▶ AIM: Could you output each line of the data that follows exactly?

Dataset entries on figures
■ ■ ■ ■ ■
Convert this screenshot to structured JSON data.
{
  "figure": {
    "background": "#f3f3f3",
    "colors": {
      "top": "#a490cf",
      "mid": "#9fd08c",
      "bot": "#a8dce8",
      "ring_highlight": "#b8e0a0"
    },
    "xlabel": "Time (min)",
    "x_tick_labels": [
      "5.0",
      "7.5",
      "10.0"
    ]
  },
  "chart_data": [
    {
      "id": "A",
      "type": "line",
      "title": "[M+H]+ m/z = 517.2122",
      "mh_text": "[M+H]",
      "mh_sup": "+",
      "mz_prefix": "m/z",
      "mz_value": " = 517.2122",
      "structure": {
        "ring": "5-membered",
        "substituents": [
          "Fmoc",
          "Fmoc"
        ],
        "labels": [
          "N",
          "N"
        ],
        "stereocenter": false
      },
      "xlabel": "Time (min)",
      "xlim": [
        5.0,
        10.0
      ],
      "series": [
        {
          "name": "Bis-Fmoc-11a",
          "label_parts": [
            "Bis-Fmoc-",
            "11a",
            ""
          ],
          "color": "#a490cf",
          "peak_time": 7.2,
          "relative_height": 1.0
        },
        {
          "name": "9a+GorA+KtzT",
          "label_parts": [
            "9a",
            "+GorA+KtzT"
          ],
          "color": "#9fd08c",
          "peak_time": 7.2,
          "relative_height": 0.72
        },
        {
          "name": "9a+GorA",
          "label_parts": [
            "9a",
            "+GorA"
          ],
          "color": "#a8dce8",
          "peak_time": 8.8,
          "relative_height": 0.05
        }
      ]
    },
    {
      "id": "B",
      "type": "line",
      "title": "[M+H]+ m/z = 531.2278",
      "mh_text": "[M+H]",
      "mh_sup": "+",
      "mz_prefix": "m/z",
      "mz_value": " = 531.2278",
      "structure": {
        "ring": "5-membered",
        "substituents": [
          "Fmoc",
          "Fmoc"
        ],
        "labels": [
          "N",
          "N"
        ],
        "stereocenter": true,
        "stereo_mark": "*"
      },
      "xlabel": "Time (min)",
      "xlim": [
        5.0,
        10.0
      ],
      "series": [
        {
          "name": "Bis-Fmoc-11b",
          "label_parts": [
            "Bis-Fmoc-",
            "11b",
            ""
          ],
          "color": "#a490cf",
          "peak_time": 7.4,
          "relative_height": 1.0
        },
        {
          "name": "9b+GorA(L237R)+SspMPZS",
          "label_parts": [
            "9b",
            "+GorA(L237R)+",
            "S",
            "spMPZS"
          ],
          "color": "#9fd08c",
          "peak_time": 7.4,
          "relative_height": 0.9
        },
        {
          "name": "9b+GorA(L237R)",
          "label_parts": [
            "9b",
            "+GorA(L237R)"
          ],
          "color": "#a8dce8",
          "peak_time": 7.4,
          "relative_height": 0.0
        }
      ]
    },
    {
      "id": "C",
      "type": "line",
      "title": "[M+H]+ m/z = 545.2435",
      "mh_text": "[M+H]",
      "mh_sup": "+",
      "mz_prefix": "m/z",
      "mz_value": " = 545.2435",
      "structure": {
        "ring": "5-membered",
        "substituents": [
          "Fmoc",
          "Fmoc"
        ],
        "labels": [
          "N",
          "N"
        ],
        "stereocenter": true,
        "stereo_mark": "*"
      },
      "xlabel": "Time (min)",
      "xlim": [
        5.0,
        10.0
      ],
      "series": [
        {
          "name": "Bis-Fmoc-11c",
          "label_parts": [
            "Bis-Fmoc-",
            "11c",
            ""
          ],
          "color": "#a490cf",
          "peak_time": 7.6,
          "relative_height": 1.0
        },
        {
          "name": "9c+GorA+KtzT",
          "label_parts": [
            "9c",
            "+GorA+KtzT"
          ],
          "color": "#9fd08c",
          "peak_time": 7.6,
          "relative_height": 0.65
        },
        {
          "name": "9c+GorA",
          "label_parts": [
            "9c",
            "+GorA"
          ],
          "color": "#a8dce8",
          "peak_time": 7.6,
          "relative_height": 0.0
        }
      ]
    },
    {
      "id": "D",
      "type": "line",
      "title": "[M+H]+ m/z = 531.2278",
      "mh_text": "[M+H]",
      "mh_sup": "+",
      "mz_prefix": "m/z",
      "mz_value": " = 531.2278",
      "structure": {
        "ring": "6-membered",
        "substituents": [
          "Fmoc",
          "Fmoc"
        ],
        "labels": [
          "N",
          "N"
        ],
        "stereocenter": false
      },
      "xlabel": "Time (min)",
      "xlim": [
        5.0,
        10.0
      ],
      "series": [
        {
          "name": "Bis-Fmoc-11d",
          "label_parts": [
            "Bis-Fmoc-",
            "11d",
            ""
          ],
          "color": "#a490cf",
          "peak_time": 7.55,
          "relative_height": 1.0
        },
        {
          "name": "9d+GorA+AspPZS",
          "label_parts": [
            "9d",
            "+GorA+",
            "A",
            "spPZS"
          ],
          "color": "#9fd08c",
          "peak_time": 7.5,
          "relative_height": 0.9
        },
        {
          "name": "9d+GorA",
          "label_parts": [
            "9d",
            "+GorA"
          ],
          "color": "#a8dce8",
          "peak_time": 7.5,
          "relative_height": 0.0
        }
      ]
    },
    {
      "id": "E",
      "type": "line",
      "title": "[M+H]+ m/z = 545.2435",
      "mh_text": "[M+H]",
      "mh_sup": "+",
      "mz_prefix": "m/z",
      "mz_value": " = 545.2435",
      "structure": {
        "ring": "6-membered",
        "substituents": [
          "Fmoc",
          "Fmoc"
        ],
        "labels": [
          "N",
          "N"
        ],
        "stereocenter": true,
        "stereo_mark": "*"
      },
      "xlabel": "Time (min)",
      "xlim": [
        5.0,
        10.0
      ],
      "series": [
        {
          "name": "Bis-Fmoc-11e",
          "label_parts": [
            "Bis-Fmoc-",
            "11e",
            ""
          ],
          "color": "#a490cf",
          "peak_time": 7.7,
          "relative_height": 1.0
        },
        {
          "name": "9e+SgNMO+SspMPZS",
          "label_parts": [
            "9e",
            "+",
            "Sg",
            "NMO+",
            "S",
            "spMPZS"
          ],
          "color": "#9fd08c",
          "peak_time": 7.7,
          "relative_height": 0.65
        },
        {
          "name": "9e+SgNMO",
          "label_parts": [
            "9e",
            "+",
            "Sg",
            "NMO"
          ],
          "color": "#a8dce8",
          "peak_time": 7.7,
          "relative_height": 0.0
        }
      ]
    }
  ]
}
■ ■ ■ ■ ■
▶ TASK ANSWER:
Convert this screenshot to structured JSON data.
{
  "figure": {
    "background": "#f3f3f3",
    "colors": {
      "top": "#a490cf",
      "mid": "#9fd08c",
      "bot": "#a8dce8",
      "ring_highlight": "#b8e0a0"
    },
    "xlabel": "Time (min)",
    "x_tick_labels": [
      "5.0",
      "7.5",
      "10.0"
    ]
  },
  "chart_data": [
    {
      "id": "A",
      "type": "line",
      "title": "[M+H]+ m/z = 517.2122",
      "mh_text": "[M+H]",
      "mh_sup": "+",
      "mz_prefix": "m/z",
      "mz_value": " = 517.2122",
      "structure": {
        "ring": "5-membered",
        "substituents": [
          "Fmoc",
          "Fmoc"
        ],
        "labels": [
          "N",
          "N"
        ],
        "stereocenter": false
      },
      "xlabel": "Time (min)",
      "xlim": [
        5.0,
        10.0
      ],
      "series": [
        {
          "name": "Bis-Fmoc-11a",
          "label_parts": [
            "Bis-Fmoc-",
            "11a",
            ""
          ],
          "color": "#a490cf",
          "peak_time": 7.2,
          "relative_height": 1.0
        },
        {
          "name": "9a+GorA+KtzT",
          "label_parts": [
            "9a",
            "+GorA+KtzT"
          ],
          "color": "#9fd08c",
          "peak_time": 7.2,
          "relative_height": 0.72
        },
        {
          "name": "9a+GorA",
          "label_parts": [
            "9a",
            "+GorA"
          ],
          "color": "#a8dce8",
          "peak_time": 8.8,
          "relative_height": 0.05
        }
      ]
    },
    {
      "id": "B",
      "type": "line",
      "title": "[M+H]+ m/z = 531.2278",
      "mh_text": "[M+H]",
      "mh_sup": "+",
      "mz_prefix": "m/z",
      "mz_value": " = 531.2278",
      "structure": {
        "ring": "5-membered",
        "substituents": [
          "Fmoc",
          "Fmoc"
        ],
        "labels": [
          "N",
          "N"
        ],
        "stereocenter": true,
        "stereo_mark": "*"
      },
      "xlabel": "Time (min)",
      "xlim": [
        5.0,
        10.0
      ],
      "series": [
        {
          "name": "Bis-Fmoc-11b",
          "label_parts": [
            "Bis-Fmoc-",
            "11b",
            ""
          ],
          "color": "#a490cf",
          "peak_time": 7.4,
          "relative_height": 1.0
        },
        {
          "name": "9b+GorA(L237R)+SspMPZS",
          "label_parts": [
            "9b",
            "+GorA(L237R)+",
            "S",
            "spMPZS"
          ],
          "color": "#9fd08c",
          "peak_time": 7.4,
          "relative_height": 0.9
        },
        {
          "name": "9b+GorA(L237R)",
          "label_parts": [
            "9b",
            "+GorA(L237R)"
          ],
          "color": "#a8dce8",
          "peak_time": 7.4,
          "relative_height": 0.0
        }
      ]
    },
    {
      "id": "C",
      "type": "line",
      "title": "[M+H]+ m/z = 545.2435",
      "mh_text": "[M+H]",
      "mh_sup": "+",
      "mz_prefix": "m/z",
      "mz_value": " = 545.2435",
      "structure": {
        "ring": "5-membered",
        "substituents": [
          "Fmoc",
          "Fmoc"
        ],
        "labels": [
          "N",
          "N"
        ],
        "stereocenter": true,
        "stereo_mark": "*"
      },
      "xlabel": "Time (min)",
      "xlim": [
        5.0,
        10.0
      ],
      "series": [
        {
          "name": "Bis-Fmoc-11c",
          "label_parts": [
            "Bis-Fmoc-",
            "11c",
            ""
          ],
          "color": "#a490cf",
          "peak_time": 7.6,
          "relative_height": 1.0
        },
        {
          "name": "9c+GorA+KtzT",
          "label_parts": [
            "9c",
            "+GorA+KtzT"
          ],
          "color": "#9fd08c",
          "peak_time": 7.6,
          "relative_height": 0.65
        },
        {
          "name": "9c+GorA",
          "label_parts": [
            "9c",
            "+GorA"
          ],
          "color": "#a8dce8",
          "peak_time": 7.6,
          "relative_height": 0.0
        }
      ]
    },
    {
      "id": "D",
      "type": "line",
      "title": "[M+H]+ m/z = 531.2278",
      "mh_text": "[M+H]",
      "mh_sup": "+",
      "mz_prefix": "m/z",
      "mz_value": " = 531.2278",
      "structure": {
        "ring": "6-membered",
        "substituents": [
          "Fmoc",
          "Fmoc"
        ],
        "labels": [
          "N",
          "N"
        ],
        "stereocenter": false
      },
      "xlabel": "Time (min)",
      "xlim": [
        5.0,
        10.0
      ],
      "series": [
        {
          "name": "Bis-Fmoc-11d",
          "label_parts": [
            "Bis-Fmoc-",
            "11d",
            ""
          ],
          "color": "#a490cf",
          "peak_time": 7.55,
          "relative_height": 1.0
        },
        {
          "name": "9d+GorA+AspPZS",
          "label_parts": [
            "9d",
            "+GorA+",
            "A",
            "spPZS"
          ],
          "color": "#9fd08c",
          "peak_time": 7.5,
          "relative_height": 0.9
        },
        {
          "name": "9d+GorA",
          "label_parts": [
            "9d",
            "+GorA"
          ],
          "color": "#a8dce8",
          "peak_time": 7.5,
          "relative_height": 0.0
        }
      ]
    },
    {
      "id": "E",
      "type": "line",
      "title": "[M+H]+ m/z = 545.2435",
      "mh_text": "[M+H]",
      "mh_sup": "+",
      "mz_prefix": "m/z",
      "mz_value": " = 545.2435",
      "structure": {
        "ring": "6-membered",
        "substituents": [
          "Fmoc",
          "Fmoc"
        ],
        "labels": [
          "N",
          "N"
        ],
        "stereocenter": true,
        "stereo_mark": "*"
      },
      "xlabel": "Time (min)",
      "xlim": [
        5.0,
        10.0
      ],
      "series": [
        {
          "name": "Bis-Fmoc-11e",
          "label_parts": [
            "Bis-Fmoc-",
            "11e",
            ""
          ],
          "color": "#a490cf",
          "peak_time": 7.7,
          "relative_height": 1.0
        },
        {
          "name": "9e+SgNMO+SspMPZS",
          "label_parts": [
            "9e",
            "+",
            "Sg",
            "NMO+",
            "S",
            "spMPZS"
          ],
          "color": "#9fd08c",
          "peak_time": 7.7,
          "relative_height": 0.65
        },
        {
          "name": "9e+SgNMO",
          "label_parts": [
            "9e",
            "+",
            "Sg",
            "NMO"
          ],
          "color": "#a8dce8",
          "peak_time": 7.7,
          "relative_height": 0.0
        }
      ]
    }
  ]
}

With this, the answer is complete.